Exercise:
Quote the passage on suffering and surrender exactly, beginning at the words "Fortunately, there is" and stopping after "for consciousness development.".

Page extract:
++++++++++++++++++++
Fortunately, there is a way out of suffering, namely through it. It requires that you surrender to what is, which means increasing your consciousness of the actual conditions that cause suffering. Depending on the nature and magnitude of the causes of suffering, it may be the hardest and most courageous thing you have ever had to do. But only through surrendering can you come to terms with life as it actually is, not how you want it to be, and the work towards healing and balance can begin.

The non-conscious alternative to surrendering is bypassing, that is, going around the situation, instead of through it. This is the default mode and an understandable strategy for most people. But over time, this approach will always cause proportionally more pain, hinder your healing, and reduce your potential for consciousness development.
++++++++++++++++++++
Records taken from a dataset:

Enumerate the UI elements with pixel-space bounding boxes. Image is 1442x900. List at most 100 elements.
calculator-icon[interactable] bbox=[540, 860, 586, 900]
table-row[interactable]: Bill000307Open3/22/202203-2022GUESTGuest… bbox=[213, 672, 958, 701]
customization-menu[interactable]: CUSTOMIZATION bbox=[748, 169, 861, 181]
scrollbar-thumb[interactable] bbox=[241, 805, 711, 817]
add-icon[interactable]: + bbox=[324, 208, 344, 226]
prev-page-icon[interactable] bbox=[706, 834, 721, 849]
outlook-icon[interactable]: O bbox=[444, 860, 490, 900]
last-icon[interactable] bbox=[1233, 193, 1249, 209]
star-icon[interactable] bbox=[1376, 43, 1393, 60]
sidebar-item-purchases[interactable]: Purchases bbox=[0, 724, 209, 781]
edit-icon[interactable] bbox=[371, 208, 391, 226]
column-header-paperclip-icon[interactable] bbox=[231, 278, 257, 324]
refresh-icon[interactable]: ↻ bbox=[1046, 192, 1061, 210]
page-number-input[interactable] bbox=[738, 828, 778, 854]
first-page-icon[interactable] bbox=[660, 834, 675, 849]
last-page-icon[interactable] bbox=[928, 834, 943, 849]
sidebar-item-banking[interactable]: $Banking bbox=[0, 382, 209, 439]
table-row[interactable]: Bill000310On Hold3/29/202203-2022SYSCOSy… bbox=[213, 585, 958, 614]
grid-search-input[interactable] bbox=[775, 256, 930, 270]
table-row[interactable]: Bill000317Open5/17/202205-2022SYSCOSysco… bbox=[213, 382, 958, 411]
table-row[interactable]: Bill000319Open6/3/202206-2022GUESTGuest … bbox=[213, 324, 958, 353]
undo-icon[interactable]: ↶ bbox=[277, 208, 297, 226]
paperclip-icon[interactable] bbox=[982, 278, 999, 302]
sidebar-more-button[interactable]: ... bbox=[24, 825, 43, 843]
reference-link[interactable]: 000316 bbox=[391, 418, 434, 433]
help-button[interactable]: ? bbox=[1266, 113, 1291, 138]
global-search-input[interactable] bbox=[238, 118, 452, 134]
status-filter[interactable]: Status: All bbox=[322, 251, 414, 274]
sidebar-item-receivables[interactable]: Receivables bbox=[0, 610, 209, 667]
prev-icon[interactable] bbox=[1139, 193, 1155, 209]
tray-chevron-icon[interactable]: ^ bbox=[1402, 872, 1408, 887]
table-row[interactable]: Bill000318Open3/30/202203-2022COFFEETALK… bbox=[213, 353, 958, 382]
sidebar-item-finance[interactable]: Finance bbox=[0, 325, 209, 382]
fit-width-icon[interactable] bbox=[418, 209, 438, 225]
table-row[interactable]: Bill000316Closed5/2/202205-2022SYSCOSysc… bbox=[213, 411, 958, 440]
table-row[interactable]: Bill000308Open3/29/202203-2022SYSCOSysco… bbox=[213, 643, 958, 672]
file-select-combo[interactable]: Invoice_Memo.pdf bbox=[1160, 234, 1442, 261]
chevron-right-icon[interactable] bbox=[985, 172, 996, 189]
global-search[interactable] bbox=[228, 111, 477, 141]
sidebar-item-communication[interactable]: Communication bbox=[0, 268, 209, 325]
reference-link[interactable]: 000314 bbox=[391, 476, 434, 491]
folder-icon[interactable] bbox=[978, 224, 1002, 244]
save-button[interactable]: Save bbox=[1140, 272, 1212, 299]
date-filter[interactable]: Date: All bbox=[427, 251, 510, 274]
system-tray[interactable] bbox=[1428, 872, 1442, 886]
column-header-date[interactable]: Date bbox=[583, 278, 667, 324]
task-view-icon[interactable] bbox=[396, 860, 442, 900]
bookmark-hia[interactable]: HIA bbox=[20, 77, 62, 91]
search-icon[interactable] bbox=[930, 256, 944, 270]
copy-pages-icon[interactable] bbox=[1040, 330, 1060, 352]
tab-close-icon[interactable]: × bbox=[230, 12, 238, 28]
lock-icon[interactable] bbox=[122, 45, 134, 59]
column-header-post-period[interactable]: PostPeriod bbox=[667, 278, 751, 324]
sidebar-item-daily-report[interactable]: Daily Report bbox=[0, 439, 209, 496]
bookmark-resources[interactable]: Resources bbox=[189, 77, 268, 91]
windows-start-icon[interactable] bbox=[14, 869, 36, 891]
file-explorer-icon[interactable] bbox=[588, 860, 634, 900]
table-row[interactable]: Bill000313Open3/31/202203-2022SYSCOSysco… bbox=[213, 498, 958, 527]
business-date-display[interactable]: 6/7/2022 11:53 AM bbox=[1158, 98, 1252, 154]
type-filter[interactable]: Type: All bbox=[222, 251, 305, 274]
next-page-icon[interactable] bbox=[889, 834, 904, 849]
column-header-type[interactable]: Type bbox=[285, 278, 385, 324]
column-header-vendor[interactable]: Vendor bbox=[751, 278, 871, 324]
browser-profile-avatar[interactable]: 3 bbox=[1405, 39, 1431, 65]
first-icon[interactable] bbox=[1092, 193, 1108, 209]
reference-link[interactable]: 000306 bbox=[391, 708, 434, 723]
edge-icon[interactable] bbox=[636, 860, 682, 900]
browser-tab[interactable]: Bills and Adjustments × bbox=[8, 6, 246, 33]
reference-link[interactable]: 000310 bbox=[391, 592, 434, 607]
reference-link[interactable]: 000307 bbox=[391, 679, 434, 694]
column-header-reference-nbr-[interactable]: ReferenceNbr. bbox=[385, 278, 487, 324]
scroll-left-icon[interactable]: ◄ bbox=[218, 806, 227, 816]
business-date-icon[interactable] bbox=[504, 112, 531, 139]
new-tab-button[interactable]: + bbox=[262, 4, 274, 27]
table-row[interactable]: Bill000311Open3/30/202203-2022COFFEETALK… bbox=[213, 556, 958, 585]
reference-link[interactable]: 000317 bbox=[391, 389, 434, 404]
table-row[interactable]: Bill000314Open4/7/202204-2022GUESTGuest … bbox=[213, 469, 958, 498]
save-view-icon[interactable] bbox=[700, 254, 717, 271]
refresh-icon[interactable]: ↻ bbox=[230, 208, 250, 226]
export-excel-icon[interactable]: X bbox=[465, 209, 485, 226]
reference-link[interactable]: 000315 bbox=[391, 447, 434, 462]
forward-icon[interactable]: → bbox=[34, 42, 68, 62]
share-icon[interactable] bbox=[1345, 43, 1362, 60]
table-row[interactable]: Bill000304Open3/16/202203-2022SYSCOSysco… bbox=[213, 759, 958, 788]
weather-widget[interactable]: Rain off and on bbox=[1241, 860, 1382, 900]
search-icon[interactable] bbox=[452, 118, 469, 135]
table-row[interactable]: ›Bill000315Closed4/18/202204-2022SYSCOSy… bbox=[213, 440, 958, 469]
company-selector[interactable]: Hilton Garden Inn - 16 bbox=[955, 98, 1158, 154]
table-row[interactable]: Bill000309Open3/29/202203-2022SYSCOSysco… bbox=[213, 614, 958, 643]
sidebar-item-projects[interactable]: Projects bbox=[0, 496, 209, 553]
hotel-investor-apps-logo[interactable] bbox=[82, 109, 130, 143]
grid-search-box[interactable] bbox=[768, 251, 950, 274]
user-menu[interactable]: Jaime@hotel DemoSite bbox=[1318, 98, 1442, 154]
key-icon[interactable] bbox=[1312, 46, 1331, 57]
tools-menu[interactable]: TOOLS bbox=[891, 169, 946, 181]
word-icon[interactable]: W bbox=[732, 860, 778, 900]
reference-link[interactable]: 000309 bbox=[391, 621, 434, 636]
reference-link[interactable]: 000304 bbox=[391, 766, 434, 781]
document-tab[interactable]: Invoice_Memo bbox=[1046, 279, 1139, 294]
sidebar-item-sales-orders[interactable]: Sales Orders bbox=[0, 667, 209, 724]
++++++++++++++++++++
Your response:
Fortunately, there is a way out of suffering, namely through it. It requires that you surrender to what is, which means increasing your consciousness of the actual conditions that cause suffering. Depending on the nature and magnitude of the causes of suffering, it may be the hardest and most courageous thing you have ever had to do. But only through surrendering can you come to terms with life as it actually is, not how you want it to be, and the work towards healing and balance can begin.

The non-conscious alternative to surrendering is bypassing, that is, going around the situation, instead of through it. This is the default mode and an understandable strategy for most people. But over time, this approach will always cause proportionally more pain, hinder your healing, and reduce your potential for consciousness development.